*Your task*
State how many lines in the listing below include the word "placeholder", and add nothing besides the number.

[Stored data]
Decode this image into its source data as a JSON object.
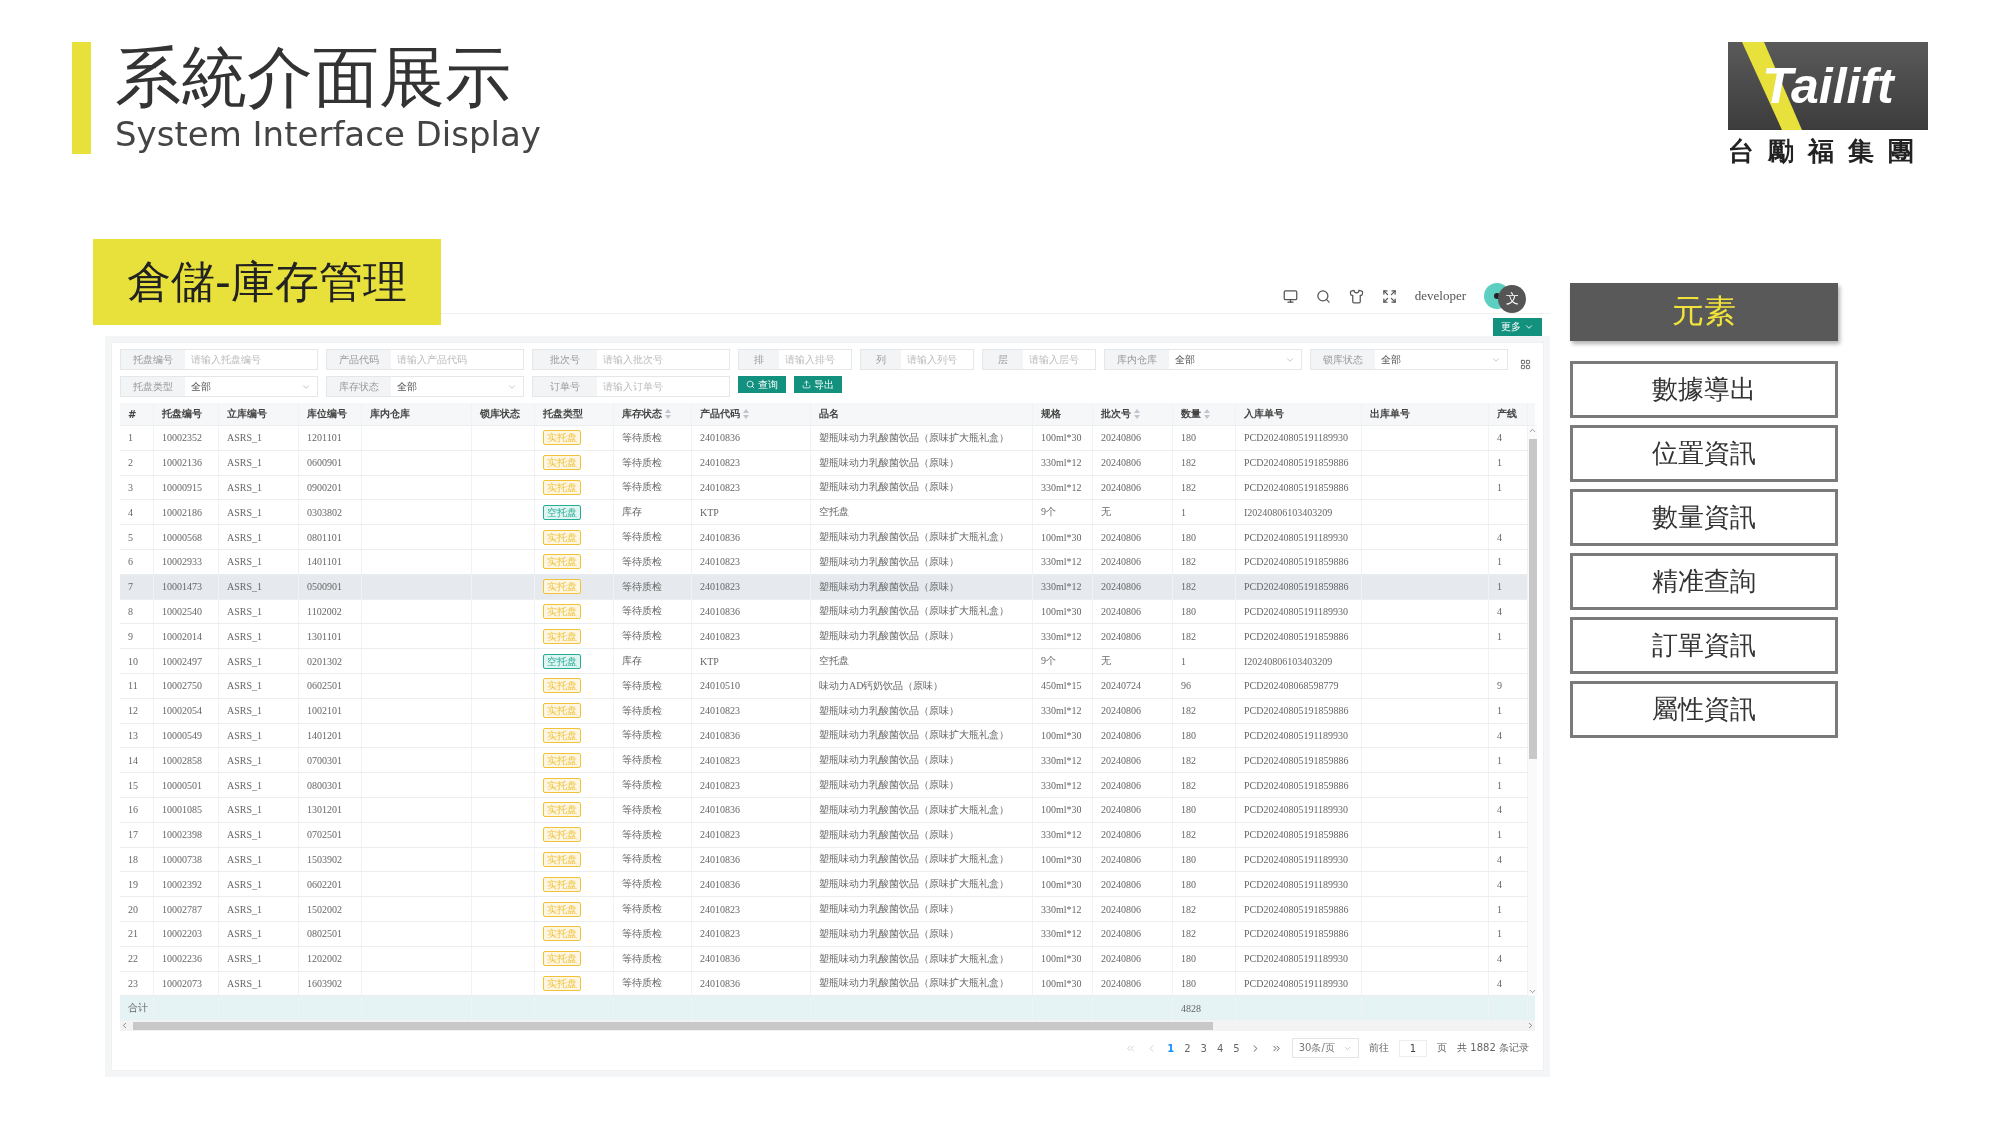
{
  "slide": {
    "title": "系統介面展示",
    "subtitle": "System Interface Display",
    "logo": {
      "wordmark": "Tailift",
      "company": "台勵福集團"
    },
    "section_label": "倉儲-庫存管理"
  },
  "topbar": {
    "user": "developer",
    "translate_badge": "文",
    "more_button": "更多"
  },
  "filters": [
    {
      "label": "托盘编号",
      "kind": "input",
      "placeholder": "请输入托盘编号"
    },
    {
      "label": "产品代码",
      "kind": "input",
      "placeholder": "请输入产品代码"
    },
    {
      "label": "批次号",
      "kind": "input",
      "placeholder": "请输入批次号"
    },
    {
      "label": "排",
      "kind": "input",
      "placeholder": "请输入排号"
    },
    {
      "label": "列",
      "kind": "input",
      "placeholder": "请输入列号"
    },
    {
      "label": "层",
      "kind": "input",
      "placeholder": "请输入层号"
    },
    {
      "label": "库内仓库",
      "kind": "select",
      "value": "全部"
    },
    {
      "label": "锁库状态",
      "kind": "select",
      "value": "全部"
    },
    {
      "label": "托盘类型",
      "kind": "select",
      "value": "全部"
    },
    {
      "label": "库存状态",
      "kind": "select",
      "value": "全部"
    },
    {
      "label": "订单号",
      "kind": "input",
      "placeholder": "请输入订单号"
    }
  ],
  "actions": [
    {
      "label": "查询",
      "kind": "search"
    },
    {
      "label": "导出",
      "kind": "export"
    }
  ],
  "table": {
    "columns": [
      {
        "label": "#",
        "sortable": false
      },
      {
        "label": "托盘编号",
        "sortable": false
      },
      {
        "label": "立库编号",
        "sortable": false
      },
      {
        "label": "库位编号",
        "sortable": false
      },
      {
        "label": "库内仓库",
        "sortable": false
      },
      {
        "label": "锁库状态",
        "sortable": false
      },
      {
        "label": "托盘类型",
        "sortable": false
      },
      {
        "label": "库存状态",
        "sortable": true
      },
      {
        "label": "产品代码",
        "sortable": true
      },
      {
        "label": "品名",
        "sortable": false
      },
      {
        "label": "规格",
        "sortable": false
      },
      {
        "label": "批次号",
        "sortable": true
      },
      {
        "label": "数量",
        "sortable": true
      },
      {
        "label": "入库单号",
        "sortable": false
      },
      {
        "label": "出库单号",
        "sortable": false
      },
      {
        "label": "产线",
        "sortable": false
      }
    ],
    "rows": [
      {
        "n": "1",
        "tray": "10002352",
        "asrs": "ASRS_1",
        "loc": "1201101",
        "type": "实托盘",
        "color": "#f0c23a",
        "status": "等待质检",
        "code": "24010836",
        "name": "塑瓶味动力乳酸菌饮品（原味扩大瓶礼盒）",
        "spec": "100ml*30",
        "batch": "20240806",
        "qty": "180",
        "inbound": "PCD20240805191189930",
        "line": "4",
        "highlighted": false
      },
      {
        "n": "2",
        "tray": "10002136",
        "asrs": "ASRS_1",
        "loc": "0600901",
        "type": "实托盘",
        "color": "#f0c23a",
        "status": "等待质检",
        "code": "24010823",
        "name": "塑瓶味动力乳酸菌饮品（原味）",
        "spec": "330ml*12",
        "batch": "20240806",
        "qty": "182",
        "inbound": "PCD20240805191859886",
        "line": "1",
        "highlighted": false
      },
      {
        "n": "3",
        "tray": "10000915",
        "asrs": "ASRS_1",
        "loc": "0900201",
        "type": "实托盘",
        "color": "#f0c23a",
        "status": "等待质检",
        "code": "24010823",
        "name": "塑瓶味动力乳酸菌饮品（原味）",
        "spec": "330ml*12",
        "batch": "20240806",
        "qty": "182",
        "inbound": "PCD20240805191859886",
        "line": "1",
        "highlighted": false
      },
      {
        "n": "4",
        "tray": "10002186",
        "asrs": "ASRS_1",
        "loc": "0303802",
        "type": "空托盘",
        "color": "#25ad98",
        "status": "库存",
        "code": "KTP",
        "name": "空托盘",
        "spec": "9个",
        "batch": "无",
        "qty": "1",
        "inbound": "I20240806103403209",
        "highlighted": false
      },
      {
        "n": "5",
        "tray": "10000568",
        "asrs": "ASRS_1",
        "loc": "0801101",
        "type": "实托盘",
        "color": "#f0c23a",
        "status": "等待质检",
        "code": "24010836",
        "name": "塑瓶味动力乳酸菌饮品（原味扩大瓶礼盒）",
        "spec": "100ml*30",
        "batch": "20240806",
        "qty": "180",
        "inbound": "PCD20240805191189930",
        "line": "4",
        "highlighted": false
      },
      {
        "n": "6",
        "tray": "10002933",
        "asrs": "ASRS_1",
        "loc": "1401101",
        "type": "实托盘",
        "color": "#f0c23a",
        "status": "等待质检",
        "code": "24010823",
        "name": "塑瓶味动力乳酸菌饮品（原味）",
        "spec": "330ml*12",
        "batch": "20240806",
        "qty": "182",
        "inbound": "PCD20240805191859886",
        "line": "1",
        "highlighted": false
      },
      {
        "n": "7",
        "tray": "10001473",
        "asrs": "ASRS_1",
        "loc": "0500901",
        "type": "实托盘",
        "color": "#f0c23a",
        "status": "等待质检",
        "code": "24010823",
        "name": "塑瓶味动力乳酸菌饮品（原味）",
        "spec": "330ml*12",
        "batch": "20240806",
        "qty": "182",
        "inbound": "PCD20240805191859886",
        "line": "1",
        "highlighted": true
      },
      {
        "n": "8",
        "tray": "10002540",
        "asrs": "ASRS_1",
        "loc": "1102002",
        "type": "实托盘",
        "color": "#f0c23a",
        "status": "等待质检",
        "code": "24010836",
        "name": "塑瓶味动力乳酸菌饮品（原味扩大瓶礼盒）",
        "spec": "100ml*30",
        "batch": "20240806",
        "qty": "180",
        "inbound": "PCD20240805191189930",
        "line": "4",
        "highlighted": false
      },
      {
        "n": "9",
        "tray": "10002014",
        "asrs": "ASRS_1",
        "loc": "1301101",
        "type": "实托盘",
        "color": "#f0c23a",
        "status": "等待质检",
        "code": "24010823",
        "name": "塑瓶味动力乳酸菌饮品（原味）",
        "spec": "330ml*12",
        "batch": "20240806",
        "qty": "182",
        "inbound": "PCD20240805191859886",
        "line": "1",
        "highlighted": false
      },
      {
        "n": "10",
        "tray": "10002497",
        "asrs": "ASRS_1",
        "loc": "0201302",
        "type": "空托盘",
        "color": "#25ad98",
        "status": "库存",
        "code": "KTP",
        "name": "空托盘",
        "spec": "9个",
        "batch": "无",
        "qty": "1",
        "inbound": "I20240806103403209",
        "highlighted": false
      },
      {
        "n": "11",
        "tray": "10002750",
        "asrs": "ASRS_1",
        "loc": "0602501",
        "type": "实托盘",
        "color": "#f0c23a",
        "status": "等待质检",
        "code": "24010510",
        "name": "味动力AD钙奶饮品（原味）",
        "spec": "450ml*15",
        "batch": "20240724",
        "qty": "96",
        "inbound": "PCD202408068598779",
        "line": "9",
        "highlighted": false
      },
      {
        "n": "12",
        "tray": "10002054",
        "asrs": "ASRS_1",
        "loc": "1002101",
        "type": "实托盘",
        "color": "#f0c23a",
        "status": "等待质检",
        "code": "24010823",
        "name": "塑瓶味动力乳酸菌饮品（原味）",
        "spec": "330ml*12",
        "batch": "20240806",
        "qty": "182",
        "inbound": "PCD20240805191859886",
        "line": "1",
        "highlighted": false
      },
      {
        "n": "13",
        "tray": "10000549",
        "asrs": "ASRS_1",
        "loc": "1401201",
        "type": "实托盘",
        "color": "#f0c23a",
        "status": "等待质检",
        "code": "24010836",
        "name": "塑瓶味动力乳酸菌饮品（原味扩大瓶礼盒）",
        "spec": "100ml*30",
        "batch": "20240806",
        "qty": "180",
        "inbound": "PCD20240805191189930",
        "line": "4",
        "highlighted": false
      },
      {
        "n": "14",
        "tray": "10002858",
        "asrs": "ASRS_1",
        "loc": "0700301",
        "type": "实托盘",
        "color": "#f0c23a",
        "status": "等待质检",
        "code": "24010823",
        "name": "塑瓶味动力乳酸菌饮品（原味）",
        "spec": "330ml*12",
        "batch": "20240806",
        "qty": "182",
        "inbound": "PCD20240805191859886",
        "line": "1",
        "highlighted": false
      },
      {
        "n": "15",
        "tray": "10000501",
        "asrs": "ASRS_1",
        "loc": "0800301",
        "type": "实托盘",
        "color": "#f0c23a",
        "status": "等待质检",
        "code": "24010823",
        "name": "塑瓶味动力乳酸菌饮品（原味）",
        "spec": "330ml*12",
        "batch": "20240806",
        "qty": "182",
        "inbound": "PCD20240805191859886",
        "line": "1",
        "highlighted": false
      },
      {
        "n": "16",
        "tray": "10001085",
        "asrs": "ASRS_1",
        "loc": "1301201",
        "type": "实托盘",
        "color": "#f0c23a",
        "status": "等待质检",
        "code": "24010836",
        "name": "塑瓶味动力乳酸菌饮品（原味扩大瓶礼盒）",
        "spec": "100ml*30",
        "batch": "20240806",
        "qty": "180",
        "inbound": "PCD20240805191189930",
        "line": "4",
        "highlighted": false
      },
      {
        "n": "17",
        "tray": "10002398",
        "asrs": "ASRS_1",
        "loc": "0702501",
        "type": "实托盘",
        "color": "#f0c23a",
        "status": "等待质检",
        "code": "24010823",
        "name": "塑瓶味动力乳酸菌饮品（原味）",
        "spec": "330ml*12",
        "batch": "20240806",
        "qty": "182",
        "inbound": "PCD20240805191859886",
        "line": "1",
        "highlighted": false
      },
      {
        "n": "18",
        "tray": "10000738",
        "asrs": "ASRS_1",
        "loc": "1503902",
        "type": "实托盘",
        "color": "#f0c23a",
        "status": "等待质检",
        "code": "24010836",
        "name": "塑瓶味动力乳酸菌饮品（原味扩大瓶礼盒）",
        "spec": "100ml*30",
        "batch": "20240806",
        "qty": "180",
        "inbound": "PCD20240805191189930",
        "line": "4",
        "highlighted": false
      },
      {
        "n": "19",
        "tray": "10002392",
        "asrs": "ASRS_1",
        "loc": "0602201",
        "type": "实托盘",
        "color": "#f0c23a",
        "status": "等待质检",
        "code": "24010836",
        "name": "塑瓶味动力乳酸菌饮品（原味扩大瓶礼盒）",
        "spec": "100ml*30",
        "batch": "20240806",
        "qty": "180",
        "inbound": "PCD20240805191189930",
        "line": "4",
        "highlighted": false
      },
      {
        "n": "20",
        "tray": "10002787",
        "asrs": "ASRS_1",
        "loc": "1502002",
        "type": "实托盘",
        "color": "#f0c23a",
        "status": "等待质检",
        "code": "24010823",
        "name": "塑瓶味动力乳酸菌饮品（原味）",
        "spec": "330ml*12",
        "batch": "20240806",
        "qty": "182",
        "inbound": "PCD20240805191859886",
        "line": "1",
        "highlighted": false
      },
      {
        "n": "21",
        "tray": "10002203",
        "asrs": "ASRS_1",
        "loc": "0802501",
        "type": "实托盘",
        "color": "#f0c23a",
        "status": "等待质检",
        "code": "24010823",
        "name": "塑瓶味动力乳酸菌饮品（原味）",
        "spec": "330ml*12",
        "batch": "20240806",
        "qty": "182",
        "inbound": "PCD20240805191859886",
        "line": "1",
        "highlighted": false
      },
      {
        "n": "22",
        "tray": "10002236",
        "asrs": "ASRS_1",
        "loc": "1202002",
        "type": "实托盘",
        "color": "#f0c23a",
        "status": "等待质检",
        "code": "24010836",
        "name": "塑瓶味动力乳酸菌饮品（原味扩大瓶礼盒）",
        "spec": "100ml*30",
        "batch": "20240806",
        "qty": "180",
        "inbound": "PCD20240805191189930",
        "line": "4",
        "highlighted": false
      },
      {
        "n": "23",
        "tray": "10002073",
        "asrs": "ASRS_1",
        "loc": "1603902",
        "type": "实托盘",
        "color": "#f0c23a",
        "status": "等待质检",
        "code": "24010836",
        "name": "塑瓶味动力乳酸菌饮品（原味扩大瓶礼盒）",
        "spec": "100ml*30",
        "batch": "20240806",
        "qty": "180",
        "inbound": "PCD20240805191189930",
        "line": "4",
        "highlighted": false
      }
    ],
    "total": {
      "label": "合计",
      "qty": "4828"
    }
  },
  "pagination": {
    "pages": [
      {
        "label": "1",
        "selected": true
      },
      {
        "label": "2",
        "selected": false
      },
      {
        "label": "3",
        "selected": false
      },
      {
        "label": "4",
        "selected": false
      },
      {
        "label": "5",
        "selected": false
      }
    ],
    "page_size": "30条/页",
    "goto_label": "前往",
    "goto_value": "1",
    "goto_unit": "页",
    "total": "共 1882 条记录"
  },
  "side_panel": {
    "title": "元素",
    "buttons": [
      "數據導出",
      "位置資訊",
      "數量資訊",
      "精准查詢",
      "訂單資訊",
      "屬性資訊"
    ]
  }
}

*Answer to this problem*
7